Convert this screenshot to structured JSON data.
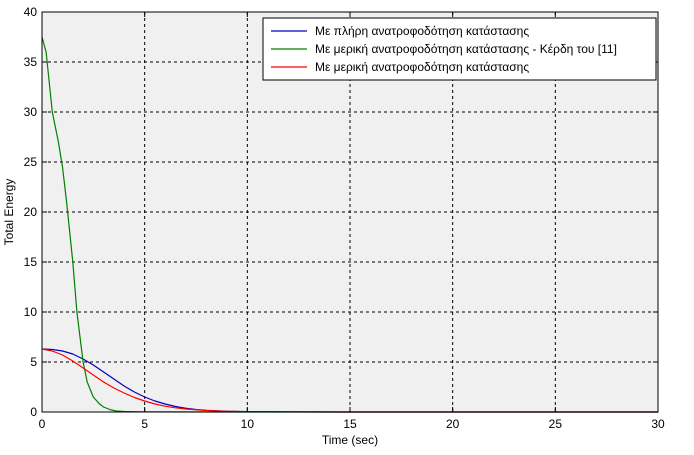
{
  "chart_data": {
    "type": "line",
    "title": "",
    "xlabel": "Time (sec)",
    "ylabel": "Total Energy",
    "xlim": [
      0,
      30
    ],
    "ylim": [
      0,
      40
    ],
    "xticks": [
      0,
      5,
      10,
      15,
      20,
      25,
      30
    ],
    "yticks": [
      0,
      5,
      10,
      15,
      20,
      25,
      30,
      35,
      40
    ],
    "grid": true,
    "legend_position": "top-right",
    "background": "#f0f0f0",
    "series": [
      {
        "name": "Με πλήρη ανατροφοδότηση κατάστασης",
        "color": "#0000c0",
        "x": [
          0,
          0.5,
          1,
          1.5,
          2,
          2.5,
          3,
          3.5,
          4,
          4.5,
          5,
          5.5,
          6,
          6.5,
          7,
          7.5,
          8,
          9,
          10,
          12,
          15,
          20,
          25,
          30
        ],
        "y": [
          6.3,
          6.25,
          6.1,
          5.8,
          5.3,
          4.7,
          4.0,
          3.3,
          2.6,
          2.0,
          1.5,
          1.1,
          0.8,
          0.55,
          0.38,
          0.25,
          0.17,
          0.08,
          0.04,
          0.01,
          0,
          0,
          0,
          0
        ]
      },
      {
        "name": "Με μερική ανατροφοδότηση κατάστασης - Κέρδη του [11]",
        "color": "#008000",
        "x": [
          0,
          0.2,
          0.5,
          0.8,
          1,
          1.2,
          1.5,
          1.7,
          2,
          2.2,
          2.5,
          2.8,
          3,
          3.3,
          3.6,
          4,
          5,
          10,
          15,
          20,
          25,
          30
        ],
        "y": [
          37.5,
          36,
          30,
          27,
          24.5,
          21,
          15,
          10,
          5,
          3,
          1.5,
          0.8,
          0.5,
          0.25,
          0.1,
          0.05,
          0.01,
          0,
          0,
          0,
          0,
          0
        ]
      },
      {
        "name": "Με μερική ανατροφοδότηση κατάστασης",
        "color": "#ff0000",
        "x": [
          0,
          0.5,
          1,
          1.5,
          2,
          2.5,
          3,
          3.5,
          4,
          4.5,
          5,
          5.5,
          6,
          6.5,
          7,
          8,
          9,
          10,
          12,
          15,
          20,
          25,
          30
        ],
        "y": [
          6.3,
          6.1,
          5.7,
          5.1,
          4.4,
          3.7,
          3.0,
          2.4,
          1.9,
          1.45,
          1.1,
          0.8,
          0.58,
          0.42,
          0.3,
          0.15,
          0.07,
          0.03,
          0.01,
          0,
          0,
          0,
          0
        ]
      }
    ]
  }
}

= = = = =

### What is being asked
Using the listing above, return all lines where the word "name" occurs.

### Response to this task
        "name": "Με πλήρη ανατροφοδότηση κατάστασης",
        "name": "Με μερική ανατροφοδότηση κατάστασης - Κέρδη του [11]",
        "name": "Με μερική ανατροφοδότηση κατάστασης",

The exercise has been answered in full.